LISTED ENTRIES
-- begin --

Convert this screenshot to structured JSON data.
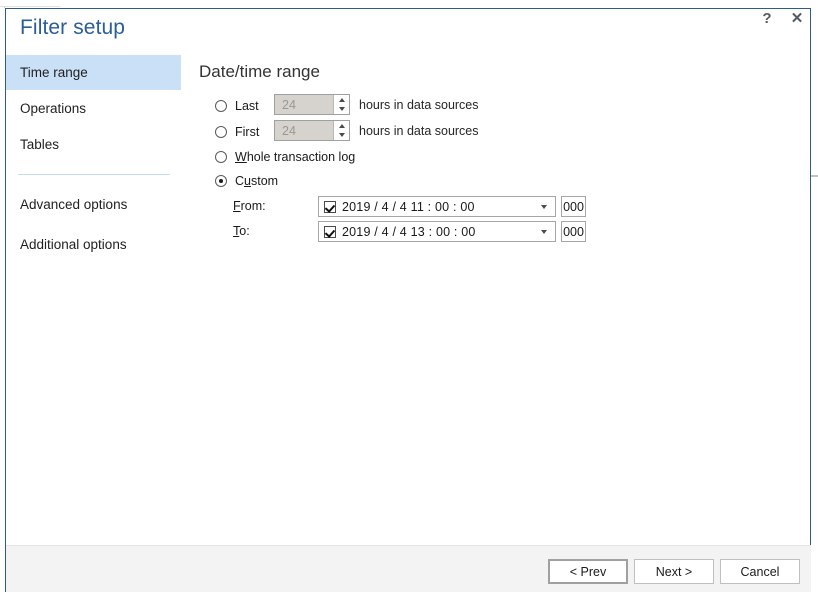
{
  "window": {
    "title": "Filter setup",
    "help_icon": "question-mark-icon",
    "close_icon": "close-x-icon",
    "help_label": "?",
    "close_label": "✕"
  },
  "sidebar": {
    "items": [
      {
        "label": "Time range",
        "active": true
      },
      {
        "label": "Operations",
        "active": false
      },
      {
        "label": "Tables",
        "active": false
      }
    ],
    "extra_items": [
      {
        "label": "Advanced options"
      },
      {
        "label": "Additional options"
      }
    ]
  },
  "main": {
    "heading": "Date/time range",
    "options": [
      {
        "id": "last",
        "label": "Last",
        "selected": false,
        "spinner_value": "24",
        "units": "hours in data sources"
      },
      {
        "id": "first",
        "label": "First",
        "selected": false,
        "spinner_value": "24",
        "units": "hours in data sources"
      },
      {
        "id": "whole",
        "label_prefix": "",
        "label_accel": "W",
        "label_suffix": "hole transaction log",
        "selected": false
      },
      {
        "id": "custom",
        "label_prefix": "C",
        "label_accel": "u",
        "label_suffix": "stom",
        "selected": true
      }
    ],
    "custom_rows": [
      {
        "id": "from",
        "label_accel": "F",
        "label_suffix": "rom:",
        "checked": true,
        "datetime": "2019 /  4 /  4    11 : 00 : 00",
        "milliseconds": "000"
      },
      {
        "id": "to",
        "label_accel": "T",
        "label_suffix": "o:",
        "checked": true,
        "datetime": "2019 /  4 /  4    13 : 00 : 00",
        "milliseconds": "000"
      }
    ]
  },
  "footer": {
    "buttons": [
      {
        "id": "prev",
        "label": "< Prev",
        "default": true
      },
      {
        "id": "next",
        "label": "Next >",
        "default": false
      },
      {
        "id": "cancel",
        "label": "Cancel",
        "default": false
      }
    ]
  },
  "colors": {
    "accent_title": "#2a5e99",
    "sidebar_active": "#c9e0f7",
    "window_border": "#2f5b8b",
    "footer_bg": "#f3f3f3"
  }
}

-- end --

TASK TO COMPLETE
Show every line where the string "selected" appears.

TASK ANSWER
        "selected": false,
        "selected": false,
        "selected": false
        "selected": true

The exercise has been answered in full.